▶ _Short problem_
Reproduce these lines with every occurrence of "expand-icon" replaced by "expander-icon", leaving all other text untouched. Omit the pictures from the output.
##### Extracted records #####
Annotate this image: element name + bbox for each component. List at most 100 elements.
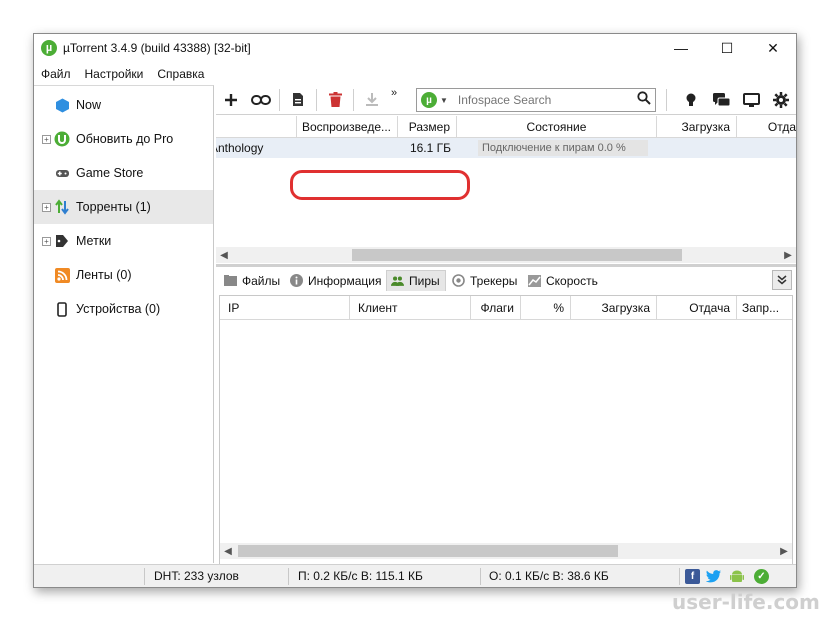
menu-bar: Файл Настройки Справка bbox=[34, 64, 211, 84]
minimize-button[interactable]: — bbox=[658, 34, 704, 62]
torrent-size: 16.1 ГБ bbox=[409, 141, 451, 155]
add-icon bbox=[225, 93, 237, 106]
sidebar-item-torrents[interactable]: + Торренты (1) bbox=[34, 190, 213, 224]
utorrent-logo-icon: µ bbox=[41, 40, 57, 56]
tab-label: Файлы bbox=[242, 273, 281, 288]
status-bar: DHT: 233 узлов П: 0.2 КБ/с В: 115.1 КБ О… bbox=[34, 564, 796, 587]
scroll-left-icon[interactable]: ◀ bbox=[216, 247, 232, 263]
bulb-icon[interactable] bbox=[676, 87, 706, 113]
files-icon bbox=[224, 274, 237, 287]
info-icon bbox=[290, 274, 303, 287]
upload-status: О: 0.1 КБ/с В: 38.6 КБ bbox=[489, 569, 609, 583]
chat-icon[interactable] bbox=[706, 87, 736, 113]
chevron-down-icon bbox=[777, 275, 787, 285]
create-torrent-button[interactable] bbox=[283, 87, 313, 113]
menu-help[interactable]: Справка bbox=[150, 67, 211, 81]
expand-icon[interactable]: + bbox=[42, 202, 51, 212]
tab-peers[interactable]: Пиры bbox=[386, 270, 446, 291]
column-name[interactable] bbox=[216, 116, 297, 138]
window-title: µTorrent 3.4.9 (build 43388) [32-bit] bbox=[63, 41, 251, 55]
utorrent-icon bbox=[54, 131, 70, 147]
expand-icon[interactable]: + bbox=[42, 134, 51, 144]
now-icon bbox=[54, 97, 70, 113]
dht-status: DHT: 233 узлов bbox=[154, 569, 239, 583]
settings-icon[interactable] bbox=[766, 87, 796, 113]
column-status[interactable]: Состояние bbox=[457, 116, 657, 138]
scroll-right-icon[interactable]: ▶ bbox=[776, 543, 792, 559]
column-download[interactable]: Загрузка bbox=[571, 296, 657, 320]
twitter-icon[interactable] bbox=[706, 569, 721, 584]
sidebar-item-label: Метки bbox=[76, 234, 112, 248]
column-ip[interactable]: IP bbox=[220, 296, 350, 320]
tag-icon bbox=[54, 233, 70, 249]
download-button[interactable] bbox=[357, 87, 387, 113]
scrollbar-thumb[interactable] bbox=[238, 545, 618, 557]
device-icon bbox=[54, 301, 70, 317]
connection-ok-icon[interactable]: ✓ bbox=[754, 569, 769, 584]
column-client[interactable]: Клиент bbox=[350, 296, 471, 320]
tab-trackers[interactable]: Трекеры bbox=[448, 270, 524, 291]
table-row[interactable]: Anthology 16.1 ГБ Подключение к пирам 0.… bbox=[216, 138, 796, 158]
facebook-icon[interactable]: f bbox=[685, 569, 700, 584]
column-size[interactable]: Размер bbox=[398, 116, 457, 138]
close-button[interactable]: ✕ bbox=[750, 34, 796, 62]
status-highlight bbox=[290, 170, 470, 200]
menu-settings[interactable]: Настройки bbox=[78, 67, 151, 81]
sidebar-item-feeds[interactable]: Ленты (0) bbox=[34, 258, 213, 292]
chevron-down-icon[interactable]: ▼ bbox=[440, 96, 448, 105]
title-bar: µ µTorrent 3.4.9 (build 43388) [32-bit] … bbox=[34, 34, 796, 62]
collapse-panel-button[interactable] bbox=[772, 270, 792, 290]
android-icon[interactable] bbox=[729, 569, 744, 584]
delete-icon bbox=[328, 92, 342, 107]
#####
▶ _Task output_
Annotate this image: element name + bbox for each component. List at most 100 elements.
menu-bar: Файл Настройки Справка bbox=[34, 64, 211, 84]
minimize-button[interactable]: — bbox=[658, 34, 704, 62]
torrent-size: 16.1 ГБ bbox=[409, 141, 451, 155]
add-icon bbox=[225, 93, 237, 106]
sidebar-item-torrents[interactable]: + Торренты (1) bbox=[34, 190, 213, 224]
utorrent-logo-icon: µ bbox=[41, 40, 57, 56]
tab-label: Файлы bbox=[242, 273, 281, 288]
status-bar: DHT: 233 узлов П: 0.2 КБ/с В: 115.1 КБ О… bbox=[34, 564, 796, 587]
scroll-left-icon[interactable]: ◀ bbox=[216, 247, 232, 263]
bulb-icon[interactable] bbox=[676, 87, 706, 113]
files-icon bbox=[224, 274, 237, 287]
info-icon bbox=[290, 274, 303, 287]
upload-status: О: 0.1 КБ/с В: 38.6 КБ bbox=[489, 569, 609, 583]
chat-icon[interactable] bbox=[706, 87, 736, 113]
chevron-down-icon bbox=[777, 275, 787, 285]
create-torrent-button[interactable] bbox=[283, 87, 313, 113]
menu-help[interactable]: Справка bbox=[150, 67, 211, 81]
expander-icon[interactable]: + bbox=[42, 202, 51, 212]
tab-peers[interactable]: Пиры bbox=[386, 270, 446, 291]
column-name[interactable] bbox=[216, 116, 297, 138]
window-title: µTorrent 3.4.9 (build 43388) [32-bit] bbox=[63, 41, 251, 55]
utorrent-icon bbox=[54, 131, 70, 147]
expander-icon[interactable]: + bbox=[42, 134, 51, 144]
now-icon bbox=[54, 97, 70, 113]
dht-status: DHT: 233 узлов bbox=[154, 569, 239, 583]
settings-icon[interactable] bbox=[766, 87, 796, 113]
column-status[interactable]: Состояние bbox=[457, 116, 657, 138]
scroll-right-icon[interactable]: ▶ bbox=[776, 543, 792, 559]
column-download[interactable]: Загрузка bbox=[571, 296, 657, 320]
twitter-icon[interactable] bbox=[706, 569, 721, 584]
sidebar-item-label: Метки bbox=[76, 234, 112, 248]
column-ip[interactable]: IP bbox=[220, 296, 350, 320]
tag-icon bbox=[54, 233, 70, 249]
download-button[interactable] bbox=[357, 87, 387, 113]
scrollbar-thumb[interactable] bbox=[238, 545, 618, 557]
device-icon bbox=[54, 301, 70, 317]
connection-ok-icon[interactable]: ✓ bbox=[754, 569, 769, 584]
column-client[interactable]: Клиент bbox=[350, 296, 471, 320]
tab-trackers[interactable]: Трекеры bbox=[448, 270, 524, 291]
table-row[interactable]: Anthology 16.1 ГБ Подключение к пирам 0.… bbox=[216, 138, 796, 158]
facebook-icon[interactable]: f bbox=[685, 569, 700, 584]
column-size[interactable]: Размер bbox=[398, 116, 457, 138]
close-button[interactable]: ✕ bbox=[750, 34, 796, 62]
status-highlight bbox=[290, 170, 470, 200]
menu-settings[interactable]: Настройки bbox=[78, 67, 151, 81]
sidebar-item-feeds[interactable]: Ленты (0) bbox=[34, 258, 213, 292]
chevron-down-icon[interactable]: ▼ bbox=[440, 96, 448, 105]
title-bar: µ µTorrent 3.4.9 (build 43388) [32-bit] … bbox=[34, 34, 796, 62]
collapse-panel-button[interactable] bbox=[772, 270, 792, 290]
android-icon[interactable] bbox=[729, 569, 744, 584]
delete-icon bbox=[328, 92, 342, 107]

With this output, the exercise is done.